**What is being asked**
Make an exact copy of all the records.

**Data provided**
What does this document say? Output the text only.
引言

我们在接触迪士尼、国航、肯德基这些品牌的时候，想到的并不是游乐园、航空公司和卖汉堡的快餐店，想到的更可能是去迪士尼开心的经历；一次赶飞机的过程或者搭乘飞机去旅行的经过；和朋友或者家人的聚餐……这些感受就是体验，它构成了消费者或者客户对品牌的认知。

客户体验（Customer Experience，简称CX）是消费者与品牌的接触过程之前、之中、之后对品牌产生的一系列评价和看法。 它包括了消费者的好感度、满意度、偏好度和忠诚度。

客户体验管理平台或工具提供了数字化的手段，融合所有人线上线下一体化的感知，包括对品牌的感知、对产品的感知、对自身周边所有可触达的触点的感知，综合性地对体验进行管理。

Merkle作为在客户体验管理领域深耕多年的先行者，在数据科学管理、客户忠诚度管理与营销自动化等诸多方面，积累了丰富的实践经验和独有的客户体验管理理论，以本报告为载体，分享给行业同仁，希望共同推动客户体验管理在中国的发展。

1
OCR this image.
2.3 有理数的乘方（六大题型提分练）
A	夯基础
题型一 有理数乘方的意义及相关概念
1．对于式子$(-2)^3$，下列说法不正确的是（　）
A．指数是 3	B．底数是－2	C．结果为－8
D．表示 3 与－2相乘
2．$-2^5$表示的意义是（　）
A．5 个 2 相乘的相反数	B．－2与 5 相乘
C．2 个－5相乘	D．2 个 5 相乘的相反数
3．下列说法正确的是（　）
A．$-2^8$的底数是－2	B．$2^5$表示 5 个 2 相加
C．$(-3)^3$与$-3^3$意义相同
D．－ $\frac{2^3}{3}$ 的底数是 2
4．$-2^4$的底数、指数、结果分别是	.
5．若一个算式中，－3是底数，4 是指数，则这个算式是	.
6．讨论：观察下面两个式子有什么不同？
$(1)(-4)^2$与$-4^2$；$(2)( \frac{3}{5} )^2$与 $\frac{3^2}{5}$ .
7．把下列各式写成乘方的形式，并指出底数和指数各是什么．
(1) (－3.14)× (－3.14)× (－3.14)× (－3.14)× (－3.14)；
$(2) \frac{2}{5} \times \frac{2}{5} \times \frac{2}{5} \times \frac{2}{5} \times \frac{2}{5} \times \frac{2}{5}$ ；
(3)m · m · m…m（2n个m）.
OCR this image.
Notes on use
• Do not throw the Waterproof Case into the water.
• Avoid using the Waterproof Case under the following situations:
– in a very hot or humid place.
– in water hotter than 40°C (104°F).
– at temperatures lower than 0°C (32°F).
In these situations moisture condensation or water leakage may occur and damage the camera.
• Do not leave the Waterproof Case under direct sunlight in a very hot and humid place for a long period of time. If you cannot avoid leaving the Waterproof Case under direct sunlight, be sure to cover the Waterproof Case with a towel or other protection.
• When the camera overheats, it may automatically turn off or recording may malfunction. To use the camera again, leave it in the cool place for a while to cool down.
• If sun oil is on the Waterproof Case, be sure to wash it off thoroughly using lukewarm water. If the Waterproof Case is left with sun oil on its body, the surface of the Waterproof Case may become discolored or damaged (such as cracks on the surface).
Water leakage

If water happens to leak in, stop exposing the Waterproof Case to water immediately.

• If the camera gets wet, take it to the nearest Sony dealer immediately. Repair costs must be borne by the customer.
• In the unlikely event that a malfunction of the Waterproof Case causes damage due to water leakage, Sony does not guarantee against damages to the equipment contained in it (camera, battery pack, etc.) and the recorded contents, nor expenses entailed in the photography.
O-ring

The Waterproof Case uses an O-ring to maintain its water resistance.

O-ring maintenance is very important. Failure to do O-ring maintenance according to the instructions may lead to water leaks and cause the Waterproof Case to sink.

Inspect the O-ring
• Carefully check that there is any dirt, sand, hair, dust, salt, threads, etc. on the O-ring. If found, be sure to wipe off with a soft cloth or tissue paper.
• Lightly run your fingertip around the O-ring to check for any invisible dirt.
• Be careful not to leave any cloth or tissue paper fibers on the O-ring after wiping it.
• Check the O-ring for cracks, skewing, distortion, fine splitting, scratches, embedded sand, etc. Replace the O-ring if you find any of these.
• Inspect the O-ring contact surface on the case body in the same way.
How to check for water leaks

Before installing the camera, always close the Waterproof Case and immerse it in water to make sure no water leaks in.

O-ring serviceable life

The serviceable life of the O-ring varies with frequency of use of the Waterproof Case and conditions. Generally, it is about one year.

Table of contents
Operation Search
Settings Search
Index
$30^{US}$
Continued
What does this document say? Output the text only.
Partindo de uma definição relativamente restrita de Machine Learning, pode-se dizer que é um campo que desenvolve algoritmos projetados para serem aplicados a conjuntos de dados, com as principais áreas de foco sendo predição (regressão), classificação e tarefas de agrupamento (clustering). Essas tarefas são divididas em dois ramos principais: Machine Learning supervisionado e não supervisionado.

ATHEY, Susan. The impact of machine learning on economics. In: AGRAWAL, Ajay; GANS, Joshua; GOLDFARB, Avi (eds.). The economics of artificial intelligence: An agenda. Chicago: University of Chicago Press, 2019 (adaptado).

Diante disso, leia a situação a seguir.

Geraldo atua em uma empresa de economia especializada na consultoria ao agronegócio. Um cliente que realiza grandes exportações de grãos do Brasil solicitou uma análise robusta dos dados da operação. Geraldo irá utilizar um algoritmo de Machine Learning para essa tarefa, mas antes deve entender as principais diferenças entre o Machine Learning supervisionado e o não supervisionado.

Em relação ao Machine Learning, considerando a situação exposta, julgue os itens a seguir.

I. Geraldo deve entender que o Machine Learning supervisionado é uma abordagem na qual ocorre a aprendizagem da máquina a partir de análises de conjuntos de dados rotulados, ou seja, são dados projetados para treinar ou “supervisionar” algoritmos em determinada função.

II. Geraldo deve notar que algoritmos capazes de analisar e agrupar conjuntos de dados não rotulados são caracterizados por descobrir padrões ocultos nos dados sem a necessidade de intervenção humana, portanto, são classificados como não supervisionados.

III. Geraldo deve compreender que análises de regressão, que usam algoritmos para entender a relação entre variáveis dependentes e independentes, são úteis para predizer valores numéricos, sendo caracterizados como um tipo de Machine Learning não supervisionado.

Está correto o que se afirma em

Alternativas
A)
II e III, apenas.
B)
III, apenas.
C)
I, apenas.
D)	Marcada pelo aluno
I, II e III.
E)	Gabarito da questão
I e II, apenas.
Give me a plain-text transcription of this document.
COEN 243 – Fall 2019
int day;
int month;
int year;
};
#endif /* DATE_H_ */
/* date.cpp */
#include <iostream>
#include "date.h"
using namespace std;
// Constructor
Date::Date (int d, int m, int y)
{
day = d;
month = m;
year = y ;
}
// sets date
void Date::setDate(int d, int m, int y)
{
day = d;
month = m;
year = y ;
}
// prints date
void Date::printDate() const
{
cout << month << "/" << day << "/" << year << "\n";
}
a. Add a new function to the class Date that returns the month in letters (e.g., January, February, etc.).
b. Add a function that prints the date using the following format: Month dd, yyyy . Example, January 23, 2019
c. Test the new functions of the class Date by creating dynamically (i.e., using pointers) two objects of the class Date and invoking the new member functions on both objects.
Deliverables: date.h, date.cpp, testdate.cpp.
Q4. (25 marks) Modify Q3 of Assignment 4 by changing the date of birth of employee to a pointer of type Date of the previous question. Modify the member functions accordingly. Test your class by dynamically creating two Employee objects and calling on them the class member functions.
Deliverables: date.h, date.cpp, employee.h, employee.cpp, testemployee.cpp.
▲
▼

**Final answer**
What does this document say? Output the text only.
引言

我们在接触迪士尼、国航、肯德基这些品牌的时候，想到的并不是游乐园、航空公司和卖汉堡的快餐店，想到的更可能是去迪士尼开心的经历；一次赶飞机的过程或者搭乘飞机去旅行的经过；和朋友或者家人的聚餐……这些感受就是体验，它构成了消费者或者客户对品牌的认知。

客户体验（Customer Experience，简称CX）是消费者与品牌的接触过程之前、之中、之后对品牌产生的一系列评价和看法。 它包括了消费者的好感度、满意度、偏好度和忠诚度。

客户体验管理平台或工具提供了数字化的手段，融合所有人线上线下一体化的感知，包括对品牌的感知、对产品的感知、对自身周边所有可触达的触点的感知，综合性地对体验进行管理。

Merkle作为在客户体验管理领域深耕多年的先行者，在数据科学管理、客户忠诚度管理与营销自动化等诸多方面，积累了丰富的实践经验和独有的客户体验管理理论，以本报告为载体，分享给行业同仁，希望共同推动客户体验管理在中国的发展。

1
OCR this image.
2.3 有理数的乘方（六大题型提分练）
A	夯基础
题型一 有理数乘方的意义及相关概念
1．对于式子$(-2)^3$，下列说法不正确的是（　）
A．指数是 3	B．底数是－2	C．结果为－8
D．表示 3 与－2相乘
2．$-2^5$表示的意义是（　）
A．5 个 2 相乘的相反数	B．－2与 5 相乘
C．2 个－5相乘	D．2 个 5 相乘的相反数
3．下列说法正确的是（　）
A．$-2^8$的底数是－2	B．$2^5$表示 5 个 2 相加
C．$(-3)^3$与$-3^3$意义相同
D．－ $\frac{2^3}{3}$ 的底数是 2
4．$-2^4$的底数、指数、结果分别是	.
5．若一个算式中，－3是底数，4 是指数，则这个算式是	.
6．讨论：观察下面两个式子有什么不同？
$(1)(-4)^2$与$-4^2$；$(2)( \frac{3}{5} )^2$与 $\frac{3^2}{5}$ .
7．把下列各式写成乘方的形式，并指出底数和指数各是什么．
(1) (－3.14)× (－3.14)× (－3.14)× (－3.14)× (－3.14)；
$(2) \frac{2}{5} \times \frac{2}{5} \times \frac{2}{5} \times \frac{2}{5} \times \frac{2}{5} \times \frac{2}{5}$ ；
(3)m · m · m…m（2n个m）.
OCR this image.
Notes on use
• Do not throw the Waterproof Case into the water.
• Avoid using the Waterproof Case under the following situations:
– in a very hot or humid place.
– in water hotter than 40°C (104°F).
– at temperatures lower than 0°C (32°F).
In these situations moisture condensation or water leakage may occur and damage the camera.
• Do not leave the Waterproof Case under direct sunlight in a very hot and humid place for a long period of time. If you cannot avoid leaving the Waterproof Case under direct sunlight, be sure to cover the Waterproof Case with a towel or other protection.
• When the camera overheats, it may automatically turn off or recording may malfunction. To use the camera again, leave it in the cool place for a while to cool down.
• If sun oil is on the Waterproof Case, be sure to wash it off thoroughly using lukewarm water. If the Waterproof Case is left with sun oil on its body, the surface of the Waterproof Case may become discolored or damaged (such as cracks on the surface).
Water leakage

If water happens to leak in, stop exposing the Waterproof Case to water immediately.

• If the camera gets wet, take it to the nearest Sony dealer immediately. Repair costs must be borne by the customer.
• In the unlikely event that a malfunction of the Waterproof Case causes damage due to water leakage, Sony does not guarantee against damages to the equipment contained in it (camera, battery pack, etc.) and the recorded contents, nor expenses entailed in the photography.
O-ring

The Waterproof Case uses an O-ring to maintain its water resistance.

O-ring maintenance is very important. Failure to do O-ring maintenance according to the instructions may lead to water leaks and cause the Waterproof Case to sink.

Inspect the O-ring
• Carefully check that there is any dirt, sand, hair, dust, salt, threads, etc. on the O-ring. If found, be sure to wipe off with a soft cloth or tissue paper.
• Lightly run your fingertip around the O-ring to check for any invisible dirt.
• Be careful not to leave any cloth or tissue paper fibers on the O-ring after wiping it.
• Check the O-ring for cracks, skewing, distortion, fine splitting, scratches, embedded sand, etc. Replace the O-ring if you find any of these.
• Inspect the O-ring contact surface on the case body in the same way.
How to check for water leaks

Before installing the camera, always close the Waterproof Case and immerse it in water to make sure no water leaks in.

O-ring serviceable life

The serviceable life of the O-ring varies with frequency of use of the Waterproof Case and conditions. Generally, it is about one year.

Table of contents
Operation Search
Settings Search
Index
$30^{US}$
Continued
What does this document say? Output the text only.
Partindo de uma definição relativamente restrita de Machine Learning, pode-se dizer que é um campo que desenvolve algoritmos projetados para serem aplicados a conjuntos de dados, com as principais áreas de foco sendo predição (regressão), classificação e tarefas de agrupamento (clustering). Essas tarefas são divididas em dois ramos principais: Machine Learning supervisionado e não supervisionado.

ATHEY, Susan. The impact of machine learning on economics. In: AGRAWAL, Ajay; GANS, Joshua; GOLDFARB, Avi (eds.). The economics of artificial intelligence: An agenda. Chicago: University of Chicago Press, 2019 (adaptado).

Diante disso, leia a situação a seguir.

Geraldo atua em uma empresa de economia especializada na consultoria ao agronegócio. Um cliente que realiza grandes exportações de grãos do Brasil solicitou uma análise robusta dos dados da operação. Geraldo irá utilizar um algoritmo de Machine Learning para essa tarefa, mas antes deve entender as principais diferenças entre o Machine Learning supervisionado e o não supervisionado.

Em relação ao Machine Learning, considerando a situação exposta, julgue os itens a seguir.

I. Geraldo deve entender que o Machine Learning supervisionado é uma abordagem na qual ocorre a aprendizagem da máquina a partir de análises de conjuntos de dados rotulados, ou seja, são dados projetados para treinar ou “supervisionar” algoritmos em determinada função.

II. Geraldo deve notar que algoritmos capazes de analisar e agrupar conjuntos de dados não rotulados são caracterizados por descobrir padrões ocultos nos dados sem a necessidade de intervenção humana, portanto, são classificados como não supervisionados.

III. Geraldo deve compreender que análises de regressão, que usam algoritmos para entender a relação entre variáveis dependentes e independentes, são úteis para predizer valores numéricos, sendo caracterizados como um tipo de Machine Learning não supervisionado.

Está correto o que se afirma em

Alternativas
A)
II e III, apenas.
B)
III, apenas.
C)
I, apenas.
D)	Marcada pelo aluno
I, II e III.
E)	Gabarito da questão
I e II, apenas.
Give me a plain-text transcription of this document.
COEN 243 – Fall 2019
int day;
int month;
int year;
};
#endif /* DATE_H_ */
/* date.cpp */
#include <iostream>
#include "date.h"
using namespace std;
// Constructor
Date::Date (int d, int m, int y)
{
day = d;
month = m;
year = y ;
}
// sets date
void Date::setDate(int d, int m, int y)
{
day = d;
month = m;
year = y ;
}
// prints date
void Date::printDate() const
{
cout << month << "/" << day << "/" << year << "\n";
}
a. Add a new function to the class Date that returns the month in letters (e.g., January, February, etc.).
b. Add a function that prints the date using the following format: Month dd, yyyy . Example, January 23, 2019
c. Test the new functions of the class Date by creating dynamically (i.e., using pointers) two objects of the class Date and invoking the new member functions on both objects.
Deliverables: date.h, date.cpp, testdate.cpp.
Q4. (25 marks) Modify Q3 of Assignment 4 by changing the date of birth of employee to a pointer of type Date of the previous question. Modify the member functions accordingly. Test your class by dynamically creating two Employee objects and calling on them the class member functions.
Deliverables: date.h, date.cpp, employee.h, employee.cpp, testemployee.cpp.
▲
▼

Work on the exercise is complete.